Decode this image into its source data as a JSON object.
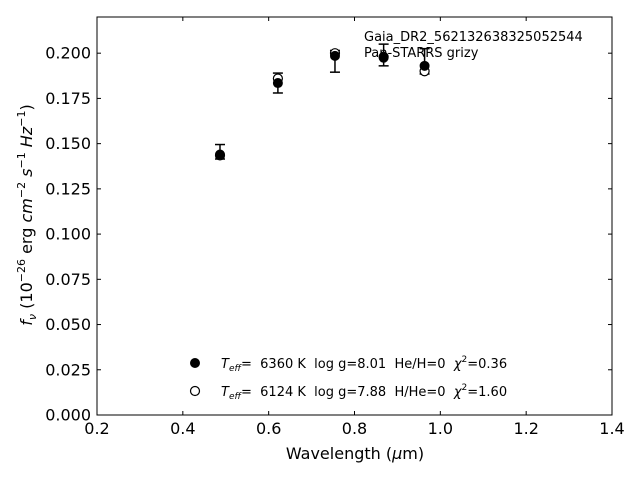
{
  "chart_data": {
    "type": "scatter",
    "title": "",
    "xlabel": "Wavelength (μm)",
    "ylabel": "f_ν (10^−26 erg cm^−2 s^−1 Hz^−1)",
    "xlim": [
      0.2,
      1.4
    ],
    "ylim": [
      0.0,
      0.22
    ],
    "x_ticks": [
      0.2,
      0.4,
      0.6,
      0.8,
      1.0,
      1.2,
      1.4
    ],
    "x_tick_labels": [
      "0.2",
      "0.4",
      "0.6",
      "0.8",
      "1.0",
      "1.2",
      "1.4"
    ],
    "y_ticks": [
      0.0,
      0.025,
      0.05,
      0.075,
      0.1,
      0.125,
      0.15,
      0.175,
      0.2
    ],
    "y_tick_labels": [
      "0.000",
      "0.025",
      "0.050",
      "0.075",
      "0.100",
      "0.125",
      "0.150",
      "0.175",
      "0.200"
    ],
    "annotations": [
      "Gaia_DR2_562132638325052544",
      "Pan-STARRS grizy"
    ],
    "grid": false,
    "legend_position": "lower-center",
    "observed": {
      "x": [
        0.4866,
        0.6215,
        0.7545,
        0.8679,
        0.9633
      ],
      "y": [
        0.1455,
        0.1835,
        0.1955,
        0.199,
        0.1955
      ],
      "yerr": [
        0.004,
        0.0055,
        0.006,
        0.006,
        0.007
      ]
    },
    "series": [
      {
        "name": "T_eff= 6360 K log g=8.01 He/H=0 χ²=0.36",
        "marker": "filled-circle",
        "x": [
          0.4866,
          0.6215,
          0.7545,
          0.8679,
          0.9633
        ],
        "y": [
          0.144,
          0.1835,
          0.1985,
          0.1975,
          0.193
        ]
      },
      {
        "name": "T_eff= 6124 K log g=7.88 H/He=0 χ²=1.60",
        "marker": "open-circle",
        "x": [
          0.4866,
          0.6215,
          0.7545,
          0.8679,
          0.9633
        ],
        "y": [
          0.1435,
          0.186,
          0.2,
          0.198,
          0.19
        ]
      }
    ],
    "legend": [
      {
        "teff_label": "T",
        "teff_sub": "eff",
        "rest": "=  6360 K  log g=8.01  He/H=0  ",
        "chi_label": "χ",
        "chi_sup": "2",
        "chi_val": "=0.36"
      },
      {
        "teff_label": "T",
        "teff_sub": "eff",
        "rest": "=  6124 K  log g=7.88  H/He=0  ",
        "chi_label": "χ",
        "chi_sup": "2",
        "chi_val": "=1.60"
      }
    ]
  },
  "axis_text": {
    "xlabel_main": "Wavelength (",
    "xlabel_mu": "μ",
    "xlabel_unit": "m)",
    "ylabel_f": "f",
    "ylabel_nu": "ν",
    "ylabel_open": " (10",
    "ylabel_exp1": "−26",
    "ylabel_erg": " erg ",
    "ylabel_cm": "cm",
    "ylabel_exp2": "−2",
    "ylabel_s": " s",
    "ylabel_exp3": "−1",
    "ylabel_hz": " Hz",
    "ylabel_exp4": "−1",
    "ylabel_close": ")"
  }
}
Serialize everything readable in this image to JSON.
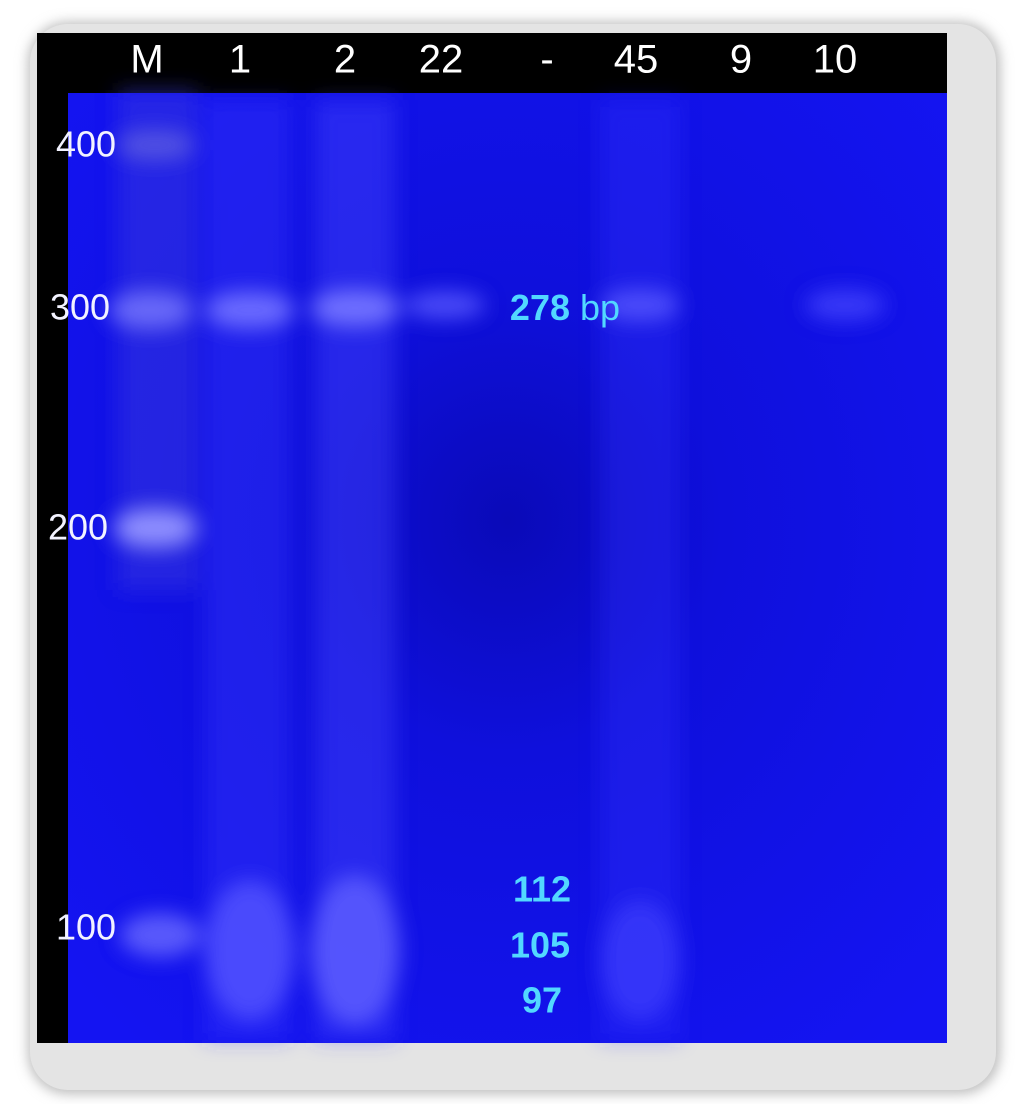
{
  "lanes": [
    "M",
    "1",
    "2",
    "22",
    "-",
    "45",
    "9",
    "10"
  ],
  "markers": [
    "400",
    "300",
    "200",
    "100"
  ],
  "annotations": [
    {
      "value": "278",
      "unit": "bp"
    },
    {
      "value": "112"
    },
    {
      "value": "105"
    },
    {
      "value": "97"
    }
  ]
}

::::

Copy out every line of the data that includes "this".

Decode this image into its source data as a JSON object.
Serialize everything readable in this image to JSON.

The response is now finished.